Records from a collection
===============
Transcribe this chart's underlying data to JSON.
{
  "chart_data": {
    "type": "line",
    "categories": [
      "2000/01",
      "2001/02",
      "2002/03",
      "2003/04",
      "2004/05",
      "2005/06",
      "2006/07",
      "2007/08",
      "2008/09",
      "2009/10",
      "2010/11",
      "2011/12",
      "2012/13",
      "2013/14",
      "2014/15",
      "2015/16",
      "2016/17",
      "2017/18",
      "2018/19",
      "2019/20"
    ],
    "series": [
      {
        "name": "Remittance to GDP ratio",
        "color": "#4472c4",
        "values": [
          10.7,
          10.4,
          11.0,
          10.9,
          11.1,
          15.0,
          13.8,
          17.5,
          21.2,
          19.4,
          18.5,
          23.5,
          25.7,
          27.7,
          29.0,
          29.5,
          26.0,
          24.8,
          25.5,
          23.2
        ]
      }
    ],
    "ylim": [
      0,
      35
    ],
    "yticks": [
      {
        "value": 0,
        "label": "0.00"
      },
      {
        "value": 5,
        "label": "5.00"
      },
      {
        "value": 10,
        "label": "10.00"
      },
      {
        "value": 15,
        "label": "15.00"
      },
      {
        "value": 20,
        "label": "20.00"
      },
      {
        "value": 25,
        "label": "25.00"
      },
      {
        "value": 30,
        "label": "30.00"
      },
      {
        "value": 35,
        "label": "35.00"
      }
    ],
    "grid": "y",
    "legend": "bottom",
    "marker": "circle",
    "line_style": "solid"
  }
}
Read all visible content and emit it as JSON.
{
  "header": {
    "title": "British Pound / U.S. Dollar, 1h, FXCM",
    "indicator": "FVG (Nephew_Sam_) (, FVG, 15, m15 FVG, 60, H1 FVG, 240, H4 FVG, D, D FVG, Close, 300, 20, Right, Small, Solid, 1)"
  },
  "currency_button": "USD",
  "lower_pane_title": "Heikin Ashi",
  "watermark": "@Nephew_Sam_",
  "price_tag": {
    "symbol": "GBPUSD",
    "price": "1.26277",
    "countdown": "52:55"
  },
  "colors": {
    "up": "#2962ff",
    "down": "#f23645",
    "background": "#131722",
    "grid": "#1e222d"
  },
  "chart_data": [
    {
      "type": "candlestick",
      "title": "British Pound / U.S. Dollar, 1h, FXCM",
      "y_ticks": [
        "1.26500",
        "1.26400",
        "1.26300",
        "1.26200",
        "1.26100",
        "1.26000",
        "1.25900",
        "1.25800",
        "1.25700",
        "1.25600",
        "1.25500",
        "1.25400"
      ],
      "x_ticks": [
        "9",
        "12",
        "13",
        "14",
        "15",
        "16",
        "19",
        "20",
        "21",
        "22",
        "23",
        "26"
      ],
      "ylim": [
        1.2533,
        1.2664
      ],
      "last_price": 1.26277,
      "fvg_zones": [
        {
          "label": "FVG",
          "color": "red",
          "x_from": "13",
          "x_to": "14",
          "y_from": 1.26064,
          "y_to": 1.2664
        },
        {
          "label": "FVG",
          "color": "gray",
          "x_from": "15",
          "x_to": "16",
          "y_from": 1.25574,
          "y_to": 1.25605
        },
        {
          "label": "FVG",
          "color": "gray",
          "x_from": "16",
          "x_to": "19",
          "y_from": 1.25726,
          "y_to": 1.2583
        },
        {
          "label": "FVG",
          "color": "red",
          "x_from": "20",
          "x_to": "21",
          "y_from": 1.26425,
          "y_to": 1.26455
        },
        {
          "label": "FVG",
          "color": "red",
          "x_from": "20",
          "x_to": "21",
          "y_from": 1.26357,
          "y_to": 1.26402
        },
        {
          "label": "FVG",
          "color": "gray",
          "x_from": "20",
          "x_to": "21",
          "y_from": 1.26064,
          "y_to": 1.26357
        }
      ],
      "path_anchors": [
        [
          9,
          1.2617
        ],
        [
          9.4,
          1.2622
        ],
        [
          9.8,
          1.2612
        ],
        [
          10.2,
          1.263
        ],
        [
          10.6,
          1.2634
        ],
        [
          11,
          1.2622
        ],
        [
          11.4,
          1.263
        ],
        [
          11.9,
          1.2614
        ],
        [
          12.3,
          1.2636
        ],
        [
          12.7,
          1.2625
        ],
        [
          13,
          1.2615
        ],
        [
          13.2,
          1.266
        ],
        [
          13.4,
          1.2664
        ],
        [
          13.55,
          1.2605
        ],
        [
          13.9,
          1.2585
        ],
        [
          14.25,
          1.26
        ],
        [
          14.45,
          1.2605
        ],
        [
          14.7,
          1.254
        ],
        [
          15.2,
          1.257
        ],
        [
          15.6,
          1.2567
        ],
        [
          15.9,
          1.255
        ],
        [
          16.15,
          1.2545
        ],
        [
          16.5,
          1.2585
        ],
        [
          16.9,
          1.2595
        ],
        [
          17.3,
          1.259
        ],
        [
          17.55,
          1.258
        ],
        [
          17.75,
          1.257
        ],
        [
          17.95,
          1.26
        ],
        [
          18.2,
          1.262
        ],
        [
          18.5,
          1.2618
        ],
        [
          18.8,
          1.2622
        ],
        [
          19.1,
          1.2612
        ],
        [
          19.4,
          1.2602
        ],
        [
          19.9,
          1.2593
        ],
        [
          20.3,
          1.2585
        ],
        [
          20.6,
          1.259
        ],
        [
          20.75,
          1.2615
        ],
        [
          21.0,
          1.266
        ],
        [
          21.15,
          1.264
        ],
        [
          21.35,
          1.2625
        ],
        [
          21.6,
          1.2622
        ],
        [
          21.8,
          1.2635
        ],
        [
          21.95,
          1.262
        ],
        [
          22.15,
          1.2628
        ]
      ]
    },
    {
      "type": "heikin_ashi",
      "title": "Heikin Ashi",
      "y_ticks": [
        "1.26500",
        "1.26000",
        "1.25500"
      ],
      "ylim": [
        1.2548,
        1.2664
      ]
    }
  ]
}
===============
WHAT IS EXPECTED: Restate the data above word for word, please.

FINISHED ANSWER:
Transcribe this chart's underlying data to JSON.
{
  "chart_data": {
    "type": "line",
    "categories": [
      "2000/01",
      "2001/02",
      "2002/03",
      "2003/04",
      "2004/05",
      "2005/06",
      "2006/07",
      "2007/08",
      "2008/09",
      "2009/10",
      "2010/11",
      "2011/12",
      "2012/13",
      "2013/14",
      "2014/15",
      "2015/16",
      "2016/17",
      "2017/18",
      "2018/19",
      "2019/20"
    ],
    "series": [
      {
        "name": "Remittance to GDP ratio",
        "color": "#4472c4",
        "values": [
          10.7,
          10.4,
          11.0,
          10.9,
          11.1,
          15.0,
          13.8,
          17.5,
          21.2,
          19.4,
          18.5,
          23.5,
          25.7,
          27.7,
          29.0,
          29.5,
          26.0,
          24.8,
          25.5,
          23.2
        ]
      }
    ],
    "ylim": [
      0,
      35
    ],
    "yticks": [
      {
        "value": 0,
        "label": "0.00"
      },
      {
        "value": 5,
        "label": "5.00"
      },
      {
        "value": 10,
        "label": "10.00"
      },
      {
        "value": 15,
        "label": "15.00"
      },
      {
        "value": 20,
        "label": "20.00"
      },
      {
        "value": 25,
        "label": "25.00"
      },
      {
        "value": 30,
        "label": "30.00"
      },
      {
        "value": 35,
        "label": "35.00"
      }
    ],
    "grid": "y",
    "legend": "bottom",
    "marker": "circle",
    "line_style": "solid"
  }
}
Read all visible content and emit it as JSON.
{
  "header": {
    "title": "British Pound / U.S. Dollar, 1h, FXCM",
    "indicator": "FVG (Nephew_Sam_) (, FVG, 15, m15 FVG, 60, H1 FVG, 240, H4 FVG, D, D FVG, Close, 300, 20, Right, Small, Solid, 1)"
  },
  "currency_button": "USD",
  "lower_pane_title": "Heikin Ashi",
  "watermark": "@Nephew_Sam_",
  "price_tag": {
    "symbol": "GBPUSD",
    "price": "1.26277",
    "countdown": "52:55"
  },
  "colors": {
    "up": "#2962ff",
    "down": "#f23645",
    "background": "#131722",
    "grid": "#1e222d"
  },
  "chart_data": [
    {
      "type": "candlestick",
      "title": "British Pound / U.S. Dollar, 1h, FXCM",
      "y_ticks": [
        "1.26500",
        "1.26400",
        "1.26300",
        "1.26200",
        "1.26100",
        "1.26000",
        "1.25900",
        "1.25800",
        "1.25700",
        "1.25600",
        "1.25500",
        "1.25400"
      ],
      "x_ticks": [
        "9",
        "12",
        "13",
        "14",
        "15",
        "16",
        "19",
        "20",
        "21",
        "22",
        "23",
        "26"
      ],
      "ylim": [
        1.2533,
        1.2664
      ],
      "last_price": 1.26277,
      "fvg_zones": [
        {
          "label": "FVG",
          "color": "red",
          "x_from": "13",
          "x_to": "14",
          "y_from": 1.26064,
          "y_to": 1.2664
        },
        {
          "label": "FVG",
          "color": "gray",
          "x_from": "15",
          "x_to": "16",
          "y_from": 1.25574,
          "y_to": 1.25605
        },
        {
          "label": "FVG",
          "color": "gray",
          "x_from": "16",
          "x_to": "19",
          "y_from": 1.25726,
          "y_to": 1.2583
        },
        {
          "label": "FVG",
          "color": "red",
          "x_from": "20",
          "x_to": "21",
          "y_from": 1.26425,
          "y_to": 1.26455
        },
        {
          "label": "FVG",
          "color": "red",
          "x_from": "20",
          "x_to": "21",
          "y_from": 1.26357,
          "y_to": 1.26402
        },
        {
          "label": "FVG",
          "color": "gray",
          "x_from": "20",
          "x_to": "21",
          "y_from": 1.26064,
          "y_to": 1.26357
        }
      ],
      "path_anchors": [
        [
          9,
          1.2617
        ],
        [
          9.4,
          1.2622
        ],
        [
          9.8,
          1.2612
        ],
        [
          10.2,
          1.263
        ],
        [
          10.6,
          1.2634
        ],
        [
          11,
          1.2622
        ],
        [
          11.4,
          1.263
        ],
        [
          11.9,
          1.2614
        ],
        [
          12.3,
          1.2636
        ],
        [
          12.7,
          1.2625
        ],
        [
          13,
          1.2615
        ],
        [
          13.2,
          1.266
        ],
        [
          13.4,
          1.2664
        ],
        [
          13.55,
          1.2605
        ],
        [
          13.9,
          1.2585
        ],
        [
          14.25,
          1.26
        ],
        [
          14.45,
          1.2605
        ],
        [
          14.7,
          1.254
        ],
        [
          15.2,
          1.257
        ],
        [
          15.6,
          1.2567
        ],
        [
          15.9,
          1.255
        ],
        [
          16.15,
          1.2545
        ],
        [
          16.5,
          1.2585
        ],
        [
          16.9,
          1.2595
        ],
        [
          17.3,
          1.259
        ],
        [
          17.55,
          1.258
        ],
        [
          17.75,
          1.257
        ],
        [
          17.95,
          1.26
        ],
        [
          18.2,
          1.262
        ],
        [
          18.5,
          1.2618
        ],
        [
          18.8,
          1.2622
        ],
        [
          19.1,
          1.2612
        ],
        [
          19.4,
          1.2602
        ],
        [
          19.9,
          1.2593
        ],
        [
          20.3,
          1.2585
        ],
        [
          20.6,
          1.259
        ],
        [
          20.75,
          1.2615
        ],
        [
          21.0,
          1.266
        ],
        [
          21.15,
          1.264
        ],
        [
          21.35,
          1.2625
        ],
        [
          21.6,
          1.2622
        ],
        [
          21.8,
          1.2635
        ],
        [
          21.95,
          1.262
        ],
        [
          22.15,
          1.2628
        ]
      ]
    },
    {
      "type": "heikin_ashi",
      "title": "Heikin Ashi",
      "y_ticks": [
        "1.26500",
        "1.26000",
        "1.25500"
      ],
      "ylim": [
        1.2548,
        1.2664
      ]
    }
  ]
}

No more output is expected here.